Where does the string "axis" appear? Copy every line of the entries below that holds it.

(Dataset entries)
+++

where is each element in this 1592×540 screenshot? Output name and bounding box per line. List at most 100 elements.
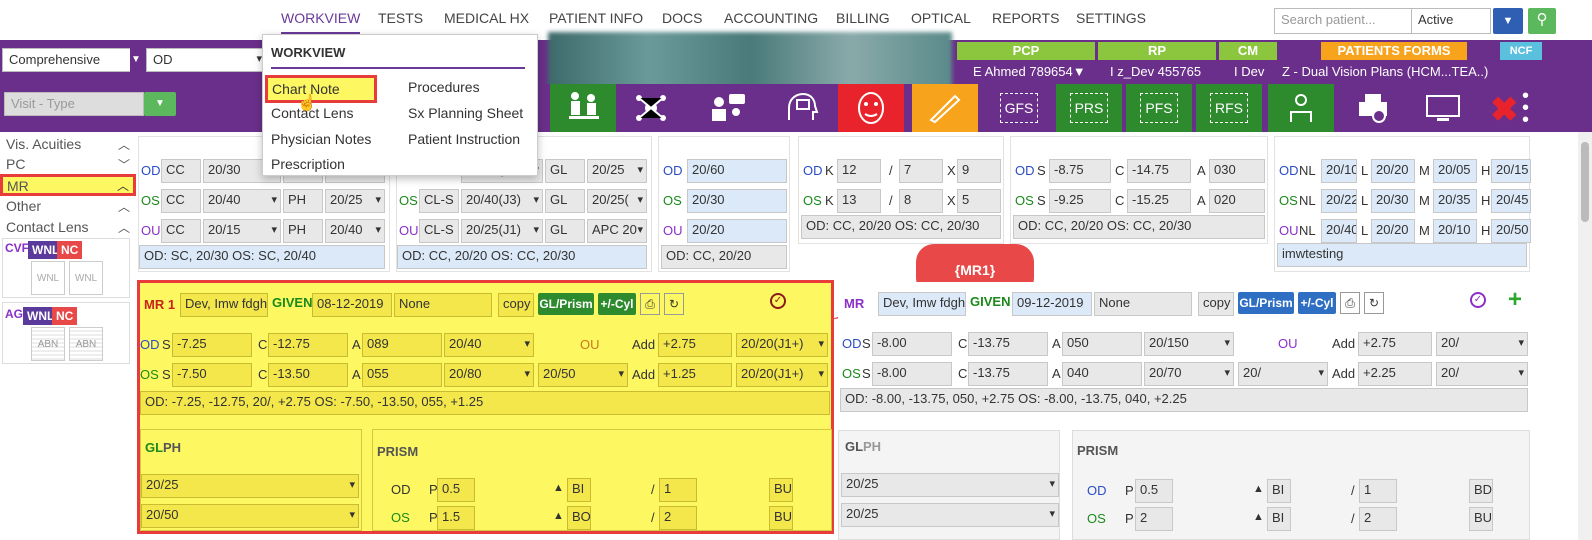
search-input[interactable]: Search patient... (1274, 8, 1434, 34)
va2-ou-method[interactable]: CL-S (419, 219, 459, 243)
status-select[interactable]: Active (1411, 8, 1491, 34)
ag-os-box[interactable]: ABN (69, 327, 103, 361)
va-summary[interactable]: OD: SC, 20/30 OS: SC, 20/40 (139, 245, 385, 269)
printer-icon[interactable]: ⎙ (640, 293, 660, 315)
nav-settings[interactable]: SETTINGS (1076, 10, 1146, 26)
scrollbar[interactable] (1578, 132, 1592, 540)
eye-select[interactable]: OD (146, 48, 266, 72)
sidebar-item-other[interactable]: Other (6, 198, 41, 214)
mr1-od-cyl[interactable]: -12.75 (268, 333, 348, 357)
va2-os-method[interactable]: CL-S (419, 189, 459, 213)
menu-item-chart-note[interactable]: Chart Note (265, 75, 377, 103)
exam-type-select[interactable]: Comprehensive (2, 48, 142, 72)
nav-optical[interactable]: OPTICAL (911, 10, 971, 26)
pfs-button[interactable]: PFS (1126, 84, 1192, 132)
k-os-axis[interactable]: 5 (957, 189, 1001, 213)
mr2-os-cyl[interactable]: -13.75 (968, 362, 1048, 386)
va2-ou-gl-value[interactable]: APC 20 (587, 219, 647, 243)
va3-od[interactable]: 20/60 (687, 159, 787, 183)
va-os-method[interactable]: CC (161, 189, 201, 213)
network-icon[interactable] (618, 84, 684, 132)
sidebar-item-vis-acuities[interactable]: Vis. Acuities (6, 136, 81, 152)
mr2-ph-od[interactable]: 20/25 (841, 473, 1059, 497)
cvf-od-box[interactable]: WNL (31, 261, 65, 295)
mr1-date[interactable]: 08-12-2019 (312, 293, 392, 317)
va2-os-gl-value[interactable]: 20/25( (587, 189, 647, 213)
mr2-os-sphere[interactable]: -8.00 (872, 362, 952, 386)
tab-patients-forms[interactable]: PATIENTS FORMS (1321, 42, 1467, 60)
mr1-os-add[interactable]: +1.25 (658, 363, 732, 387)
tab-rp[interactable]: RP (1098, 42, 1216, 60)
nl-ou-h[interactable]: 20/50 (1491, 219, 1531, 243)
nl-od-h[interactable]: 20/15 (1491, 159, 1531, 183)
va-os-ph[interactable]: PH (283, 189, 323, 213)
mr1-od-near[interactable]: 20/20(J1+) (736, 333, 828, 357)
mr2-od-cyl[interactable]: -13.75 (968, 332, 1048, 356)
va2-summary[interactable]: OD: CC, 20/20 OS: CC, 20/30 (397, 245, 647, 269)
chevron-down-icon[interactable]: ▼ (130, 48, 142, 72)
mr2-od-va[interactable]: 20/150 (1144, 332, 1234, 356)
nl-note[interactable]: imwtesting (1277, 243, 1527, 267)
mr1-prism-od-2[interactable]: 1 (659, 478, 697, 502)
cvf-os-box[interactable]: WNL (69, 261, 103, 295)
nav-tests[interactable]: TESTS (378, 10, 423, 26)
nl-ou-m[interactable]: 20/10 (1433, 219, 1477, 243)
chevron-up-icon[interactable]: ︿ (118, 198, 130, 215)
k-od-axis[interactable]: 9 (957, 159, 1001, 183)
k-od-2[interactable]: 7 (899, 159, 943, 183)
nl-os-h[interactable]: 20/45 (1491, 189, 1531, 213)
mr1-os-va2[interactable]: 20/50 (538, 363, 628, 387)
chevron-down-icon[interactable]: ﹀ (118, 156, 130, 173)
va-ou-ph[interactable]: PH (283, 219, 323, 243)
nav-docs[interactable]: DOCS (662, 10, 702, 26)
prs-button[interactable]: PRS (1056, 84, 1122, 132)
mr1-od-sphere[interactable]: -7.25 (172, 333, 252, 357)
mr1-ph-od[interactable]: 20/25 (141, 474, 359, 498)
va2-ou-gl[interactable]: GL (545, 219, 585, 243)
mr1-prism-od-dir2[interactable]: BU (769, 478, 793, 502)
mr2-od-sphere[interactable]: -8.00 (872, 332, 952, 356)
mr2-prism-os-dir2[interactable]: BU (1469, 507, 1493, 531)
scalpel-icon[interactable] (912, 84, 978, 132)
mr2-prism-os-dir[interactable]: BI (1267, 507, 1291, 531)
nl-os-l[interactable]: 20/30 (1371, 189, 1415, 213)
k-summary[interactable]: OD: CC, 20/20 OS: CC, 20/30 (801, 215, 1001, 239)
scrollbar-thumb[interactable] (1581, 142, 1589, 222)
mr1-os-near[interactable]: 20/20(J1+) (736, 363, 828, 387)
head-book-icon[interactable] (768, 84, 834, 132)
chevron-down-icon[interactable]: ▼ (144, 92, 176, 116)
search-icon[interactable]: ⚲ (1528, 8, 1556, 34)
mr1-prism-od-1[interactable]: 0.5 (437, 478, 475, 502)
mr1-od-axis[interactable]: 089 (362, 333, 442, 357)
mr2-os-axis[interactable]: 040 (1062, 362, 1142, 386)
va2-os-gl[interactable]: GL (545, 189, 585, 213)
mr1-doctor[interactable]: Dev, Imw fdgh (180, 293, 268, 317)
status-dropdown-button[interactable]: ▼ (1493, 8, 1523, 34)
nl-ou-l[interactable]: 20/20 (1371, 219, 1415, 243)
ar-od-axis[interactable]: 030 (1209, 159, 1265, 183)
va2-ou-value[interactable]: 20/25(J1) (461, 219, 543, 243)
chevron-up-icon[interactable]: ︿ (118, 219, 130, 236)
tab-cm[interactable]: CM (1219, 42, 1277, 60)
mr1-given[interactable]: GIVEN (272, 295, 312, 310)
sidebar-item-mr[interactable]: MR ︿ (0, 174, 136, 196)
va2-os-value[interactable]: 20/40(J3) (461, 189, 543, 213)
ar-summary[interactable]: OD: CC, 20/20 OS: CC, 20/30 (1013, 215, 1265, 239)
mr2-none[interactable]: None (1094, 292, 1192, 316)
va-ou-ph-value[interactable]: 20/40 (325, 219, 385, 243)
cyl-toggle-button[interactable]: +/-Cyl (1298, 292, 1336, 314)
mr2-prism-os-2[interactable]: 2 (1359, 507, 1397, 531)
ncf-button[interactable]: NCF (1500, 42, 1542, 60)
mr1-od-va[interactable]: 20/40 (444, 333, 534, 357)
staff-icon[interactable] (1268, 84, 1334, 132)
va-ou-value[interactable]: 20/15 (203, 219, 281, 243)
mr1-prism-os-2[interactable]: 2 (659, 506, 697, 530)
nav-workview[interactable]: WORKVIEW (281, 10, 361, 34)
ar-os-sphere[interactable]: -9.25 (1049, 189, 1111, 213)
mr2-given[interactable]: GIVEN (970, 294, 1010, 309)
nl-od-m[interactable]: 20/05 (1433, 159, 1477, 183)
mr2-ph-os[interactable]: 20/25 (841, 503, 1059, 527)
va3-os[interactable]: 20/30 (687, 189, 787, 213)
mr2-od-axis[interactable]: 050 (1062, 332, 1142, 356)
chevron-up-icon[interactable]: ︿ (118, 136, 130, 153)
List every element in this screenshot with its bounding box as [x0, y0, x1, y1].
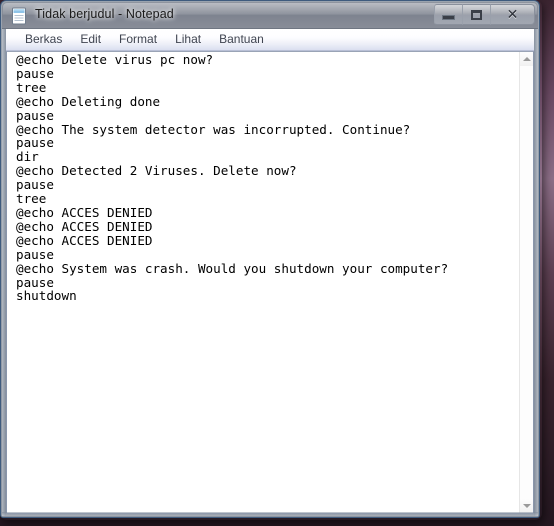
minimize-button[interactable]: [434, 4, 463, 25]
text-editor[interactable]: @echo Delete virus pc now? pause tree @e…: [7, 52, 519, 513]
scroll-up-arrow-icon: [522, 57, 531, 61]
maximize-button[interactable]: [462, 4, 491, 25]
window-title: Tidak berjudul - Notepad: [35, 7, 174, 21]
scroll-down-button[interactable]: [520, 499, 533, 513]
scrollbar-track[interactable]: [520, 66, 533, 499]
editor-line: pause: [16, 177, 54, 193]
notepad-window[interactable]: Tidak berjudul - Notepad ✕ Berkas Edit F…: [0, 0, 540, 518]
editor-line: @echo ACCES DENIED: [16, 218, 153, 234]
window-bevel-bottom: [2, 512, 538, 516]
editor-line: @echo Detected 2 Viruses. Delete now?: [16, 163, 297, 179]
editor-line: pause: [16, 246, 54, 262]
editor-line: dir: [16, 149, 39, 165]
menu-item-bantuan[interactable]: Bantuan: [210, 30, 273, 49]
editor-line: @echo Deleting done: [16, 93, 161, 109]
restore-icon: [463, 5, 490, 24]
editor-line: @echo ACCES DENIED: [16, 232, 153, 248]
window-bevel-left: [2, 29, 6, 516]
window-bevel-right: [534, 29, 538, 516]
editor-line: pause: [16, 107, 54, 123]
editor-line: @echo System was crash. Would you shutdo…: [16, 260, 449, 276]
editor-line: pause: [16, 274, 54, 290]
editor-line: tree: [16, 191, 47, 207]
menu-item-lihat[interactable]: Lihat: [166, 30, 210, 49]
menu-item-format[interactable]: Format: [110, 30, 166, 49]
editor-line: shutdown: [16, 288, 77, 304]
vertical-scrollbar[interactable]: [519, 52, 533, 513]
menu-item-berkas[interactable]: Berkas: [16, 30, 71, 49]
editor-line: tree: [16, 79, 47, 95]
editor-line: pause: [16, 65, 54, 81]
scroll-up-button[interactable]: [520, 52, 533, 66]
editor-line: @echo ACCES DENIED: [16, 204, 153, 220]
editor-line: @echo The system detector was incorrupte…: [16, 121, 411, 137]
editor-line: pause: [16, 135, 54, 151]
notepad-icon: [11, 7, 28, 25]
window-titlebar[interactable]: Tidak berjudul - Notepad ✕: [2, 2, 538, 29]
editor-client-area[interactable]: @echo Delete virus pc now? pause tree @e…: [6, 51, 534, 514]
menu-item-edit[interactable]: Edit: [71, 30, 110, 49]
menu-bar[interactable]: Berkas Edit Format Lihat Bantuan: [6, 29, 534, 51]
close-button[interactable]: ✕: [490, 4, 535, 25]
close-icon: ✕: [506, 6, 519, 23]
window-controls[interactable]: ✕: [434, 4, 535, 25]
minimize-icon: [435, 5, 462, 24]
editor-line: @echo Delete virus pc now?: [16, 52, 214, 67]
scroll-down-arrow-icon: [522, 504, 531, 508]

+++

SOLUTION FOR THIS EXERCISE
k-os-axis[interactable]: 5 (957, 189, 1001, 213)
k-od-axis[interactable]: 9 (957, 159, 1001, 183)
mr1-od-axis[interactable]: 089 (362, 333, 442, 357)
mr2-os-axis[interactable]: 040 (1062, 362, 1142, 386)
ar-od-axis[interactable]: 030 (1209, 159, 1265, 183)
mr2-od-axis[interactable]: 050 (1062, 332, 1142, 356)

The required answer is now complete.